**Exercise aim:** Each record below is to be reproduced without any change.

**Records for the task:**
^^^^^^^^

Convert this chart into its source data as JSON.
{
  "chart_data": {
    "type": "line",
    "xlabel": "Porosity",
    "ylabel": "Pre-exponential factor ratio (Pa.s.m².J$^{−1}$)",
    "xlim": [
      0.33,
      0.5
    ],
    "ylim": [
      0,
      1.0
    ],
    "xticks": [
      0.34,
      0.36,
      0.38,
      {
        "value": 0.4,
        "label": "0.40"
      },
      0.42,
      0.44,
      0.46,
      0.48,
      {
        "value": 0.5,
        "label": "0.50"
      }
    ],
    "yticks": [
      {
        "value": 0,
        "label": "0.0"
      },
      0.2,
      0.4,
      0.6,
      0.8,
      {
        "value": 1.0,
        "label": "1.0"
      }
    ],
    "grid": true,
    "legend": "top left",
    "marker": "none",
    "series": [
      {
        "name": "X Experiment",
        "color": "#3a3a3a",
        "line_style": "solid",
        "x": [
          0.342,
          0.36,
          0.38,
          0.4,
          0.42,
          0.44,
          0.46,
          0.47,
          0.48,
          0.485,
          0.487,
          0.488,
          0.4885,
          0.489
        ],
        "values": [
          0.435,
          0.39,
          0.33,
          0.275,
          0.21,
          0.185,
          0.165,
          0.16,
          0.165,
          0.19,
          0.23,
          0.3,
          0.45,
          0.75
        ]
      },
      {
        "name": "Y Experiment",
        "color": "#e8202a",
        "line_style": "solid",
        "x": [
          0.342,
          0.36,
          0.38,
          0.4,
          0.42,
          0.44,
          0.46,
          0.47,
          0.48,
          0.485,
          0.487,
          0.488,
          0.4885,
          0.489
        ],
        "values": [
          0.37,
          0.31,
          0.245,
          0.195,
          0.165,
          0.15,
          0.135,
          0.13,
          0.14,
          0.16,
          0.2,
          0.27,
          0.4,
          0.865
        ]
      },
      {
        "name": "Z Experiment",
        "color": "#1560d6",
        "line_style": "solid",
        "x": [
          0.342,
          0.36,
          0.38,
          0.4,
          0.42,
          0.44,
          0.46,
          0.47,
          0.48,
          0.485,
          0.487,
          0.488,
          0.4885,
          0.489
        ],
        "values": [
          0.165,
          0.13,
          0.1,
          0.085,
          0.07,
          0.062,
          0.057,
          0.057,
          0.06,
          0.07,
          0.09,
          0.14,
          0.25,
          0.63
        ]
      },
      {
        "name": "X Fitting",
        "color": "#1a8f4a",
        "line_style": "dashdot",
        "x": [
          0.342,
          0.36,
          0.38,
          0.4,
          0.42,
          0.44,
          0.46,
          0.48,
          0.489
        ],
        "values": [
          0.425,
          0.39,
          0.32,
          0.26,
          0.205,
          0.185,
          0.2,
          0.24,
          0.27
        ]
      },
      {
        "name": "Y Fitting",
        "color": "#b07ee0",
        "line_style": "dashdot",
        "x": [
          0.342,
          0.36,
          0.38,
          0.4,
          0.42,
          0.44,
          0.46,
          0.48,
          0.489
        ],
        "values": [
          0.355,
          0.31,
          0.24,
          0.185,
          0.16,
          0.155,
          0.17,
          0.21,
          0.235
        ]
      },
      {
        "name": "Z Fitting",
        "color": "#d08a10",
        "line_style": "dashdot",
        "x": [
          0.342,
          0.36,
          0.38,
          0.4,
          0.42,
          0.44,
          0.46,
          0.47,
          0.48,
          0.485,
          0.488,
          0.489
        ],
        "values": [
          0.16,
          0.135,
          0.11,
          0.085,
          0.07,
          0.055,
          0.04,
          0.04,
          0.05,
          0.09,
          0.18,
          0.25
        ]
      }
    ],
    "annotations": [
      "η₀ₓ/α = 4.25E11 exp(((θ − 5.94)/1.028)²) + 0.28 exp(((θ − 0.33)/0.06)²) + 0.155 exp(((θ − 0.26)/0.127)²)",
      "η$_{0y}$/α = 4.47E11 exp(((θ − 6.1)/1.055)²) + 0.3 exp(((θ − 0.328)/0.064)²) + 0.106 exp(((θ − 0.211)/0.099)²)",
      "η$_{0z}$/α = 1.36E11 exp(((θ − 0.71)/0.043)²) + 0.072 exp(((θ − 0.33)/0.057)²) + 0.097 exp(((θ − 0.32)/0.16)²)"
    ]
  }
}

^^^^^^^^

**Solution to this exercise:**
Convert this chart into its source data as JSON.
{
  "chart_data": {
    "type": "line",
    "xlabel": "Porosity",
    "ylabel": "Pre-exponential factor ratio (Pa.s.m².J$^{−1}$)",
    "xlim": [
      0.33,
      0.5
    ],
    "ylim": [
      0,
      1.0
    ],
    "xticks": [
      0.34,
      0.36,
      0.38,
      {
        "value": 0.4,
        "label": "0.40"
      },
      0.42,
      0.44,
      0.46,
      0.48,
      {
        "value": 0.5,
        "label": "0.50"
      }
    ],
    "yticks": [
      {
        "value": 0,
        "label": "0.0"
      },
      0.2,
      0.4,
      0.6,
      0.8,
      {
        "value": 1.0,
        "label": "1.0"
      }
    ],
    "grid": true,
    "legend": "top left",
    "marker": "none",
    "series": [
      {
        "name": "X Experiment",
        "color": "#3a3a3a",
        "line_style": "solid",
        "x": [
          0.342,
          0.36,
          0.38,
          0.4,
          0.42,
          0.44,
          0.46,
          0.47,
          0.48,
          0.485,
          0.487,
          0.488,
          0.4885,
          0.489
        ],
        "values": [
          0.435,
          0.39,
          0.33,
          0.275,
          0.21,
          0.185,
          0.165,
          0.16,
          0.165,
          0.19,
          0.23,
          0.3,
          0.45,
          0.75
        ]
      },
      {
        "name": "Y Experiment",
        "color": "#e8202a",
        "line_style": "solid",
        "x": [
          0.342,
          0.36,
          0.38,
          0.4,
          0.42,
          0.44,
          0.46,
          0.47,
          0.48,
          0.485,
          0.487,
          0.488,
          0.4885,
          0.489
        ],
        "values": [
          0.37,
          0.31,
          0.245,
          0.195,
          0.165,
          0.15,
          0.135,
          0.13,
          0.14,
          0.16,
          0.2,
          0.27,
          0.4,
          0.865
        ]
      },
      {
        "name": "Z Experiment",
        "color": "#1560d6",
        "line_style": "solid",
        "x": [
          0.342,
          0.36,
          0.38,
          0.4,
          0.42,
          0.44,
          0.46,
          0.47,
          0.48,
          0.485,
          0.487,
          0.488,
          0.4885,
          0.489
        ],
        "values": [
          0.165,
          0.13,
          0.1,
          0.085,
          0.07,
          0.062,
          0.057,
          0.057,
          0.06,
          0.07,
          0.09,
          0.14,
          0.25,
          0.63
        ]
      },
      {
        "name": "X Fitting",
        "color": "#1a8f4a",
        "line_style": "dashdot",
        "x": [
          0.342,
          0.36,
          0.38,
          0.4,
          0.42,
          0.44,
          0.46,
          0.48,
          0.489
        ],
        "values": [
          0.425,
          0.39,
          0.32,
          0.26,
          0.205,
          0.185,
          0.2,
          0.24,
          0.27
        ]
      },
      {
        "name": "Y Fitting",
        "color": "#b07ee0",
        "line_style": "dashdot",
        "x": [
          0.342,
          0.36,
          0.38,
          0.4,
          0.42,
          0.44,
          0.46,
          0.48,
          0.489
        ],
        "values": [
          0.355,
          0.31,
          0.24,
          0.185,
          0.16,
          0.155,
          0.17,
          0.21,
          0.235
        ]
      },
      {
        "name": "Z Fitting",
        "color": "#d08a10",
        "line_style": "dashdot",
        "x": [
          0.342,
          0.36,
          0.38,
          0.4,
          0.42,
          0.44,
          0.46,
          0.47,
          0.48,
          0.485,
          0.488,
          0.489
        ],
        "values": [
          0.16,
          0.135,
          0.11,
          0.085,
          0.07,
          0.055,
          0.04,
          0.04,
          0.05,
          0.09,
          0.18,
          0.25
        ]
      }
    ],
    "annotations": [
      "η₀ₓ/α = 4.25E11 exp(((θ − 5.94)/1.028)²) + 0.28 exp(((θ − 0.33)/0.06)²) + 0.155 exp(((θ − 0.26)/0.127)²)",
      "η$_{0y}$/α = 4.47E11 exp(((θ − 6.1)/1.055)²) + 0.3 exp(((θ − 0.328)/0.064)²) + 0.106 exp(((θ − 0.211)/0.099)²)",
      "η$_{0z}$/α = 1.36E11 exp(((θ − 0.71)/0.043)²) + 0.072 exp(((θ − 0.33)/0.057)²) + 0.097 exp(((θ − 0.32)/0.16)²)"
    ]
  }
}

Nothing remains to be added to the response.